[Extracted records]
'''
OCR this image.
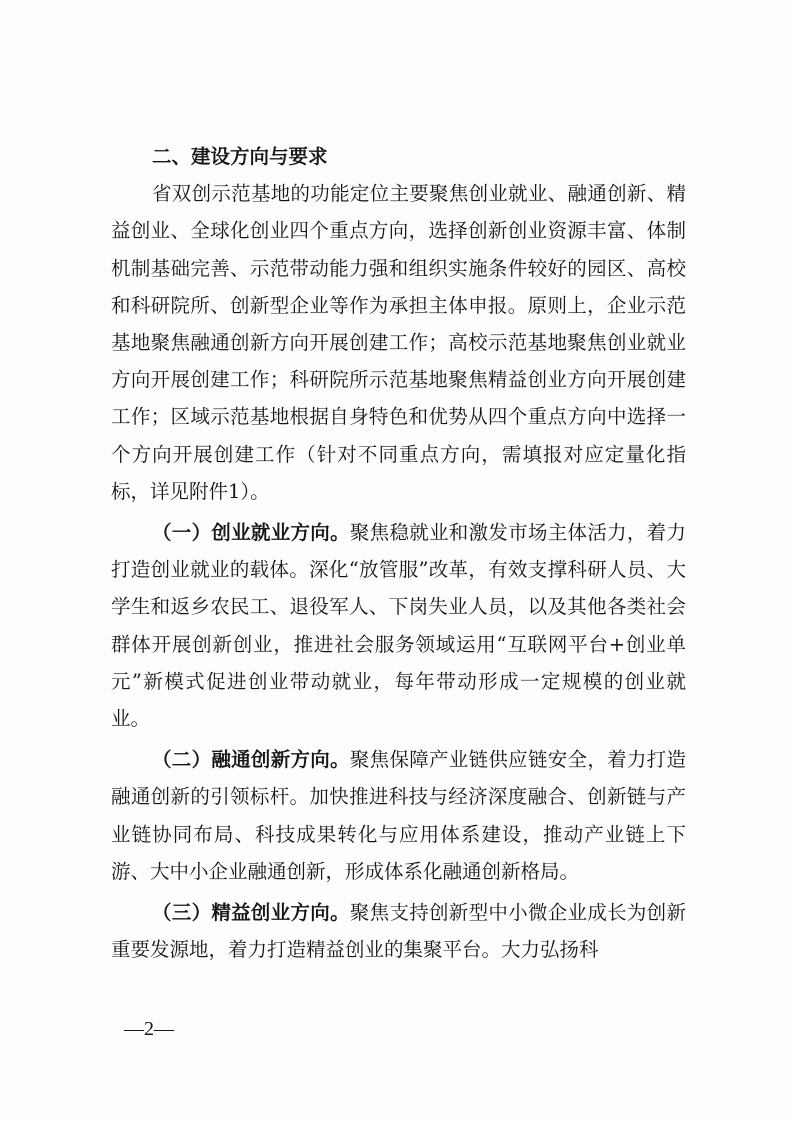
二、建设方向与要求

省双创示范基地的功能定位主要聚焦创业就业、融通创新、精益创业、全球化创业四个重点方向，选择创新创业资源丰富、体制机制基础完善、示范带动能力强和组织实施条件较好的园区、高校和科研院所、创新型企业等作为承担主体申报。原则上，企业示范基地聚焦融通创新方向开展创建工作；高校示范基地聚焦创业就业方向开展创建工作；科研院所示范基地聚焦精益创业方向开展创建工作；区域示范基地根据自身特色和优势从四个重点方向中选择一个方向开展创建工作（针对不同重点方向，需填报对应定量化指标，详见附件1）。

（一）创业就业方向。聚焦稳就业和激发市场主体活力，着力打造创业就业的载体。深化“放管服”改革，有效支撑科研人员、大学生和返乡农民工、退役军人、下岗失业人员，以及其他各类社会群体开展创新创业，推进社会服务领域运用“互联网平台+创业单元”新模式促进创业带动就业，每年带动形成一定规模的创业就业。

（二）融通创新方向。聚焦保障产业链供应链安全，着力打造融通创新的引领标杆。加快推进科技与经济深度融合、创新链与产业链协同布局、科技成果转化与应用体系建设，推动产业链上下游、大中小企业融通创新，形成体系化融通创新格局。

（三）精益创业方向。聚焦支持创新型中小微企业成长为创新重要发源地，着力打造精益创业的集聚平台。大力弘扬科

—2—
'''
> [THE EXERCISE]:
Reproduce each line exactly as it appears, omitting the pictures.

> [REPLY TO THE TASK]:
OCR this image.
二、建设方向与要求

省双创示范基地的功能定位主要聚焦创业就业、融通创新、精益创业、全球化创业四个重点方向，选择创新创业资源丰富、体制机制基础完善、示范带动能力强和组织实施条件较好的园区、高校和科研院所、创新型企业等作为承担主体申报。原则上，企业示范基地聚焦融通创新方向开展创建工作；高校示范基地聚焦创业就业方向开展创建工作；科研院所示范基地聚焦精益创业方向开展创建工作；区域示范基地根据自身特色和优势从四个重点方向中选择一个方向开展创建工作（针对不同重点方向，需填报对应定量化指标，详见附件1）。

（一）创业就业方向。聚焦稳就业和激发市场主体活力，着力打造创业就业的载体。深化“放管服”改革，有效支撑科研人员、大学生和返乡农民工、退役军人、下岗失业人员，以及其他各类社会群体开展创新创业，推进社会服务领域运用“互联网平台+创业单元”新模式促进创业带动就业，每年带动形成一定规模的创业就业。

（二）融通创新方向。聚焦保障产业链供应链安全，着力打造融通创新的引领标杆。加快推进科技与经济深度融合、创新链与产业链协同布局、科技成果转化与应用体系建设，推动产业链上下游、大中小企业融通创新，形成体系化融通创新格局。

（三）精益创业方向。聚焦支持创新型中小微企业成长为创新重要发源地，着力打造精益创业的集聚平台。大力弘扬科

—2—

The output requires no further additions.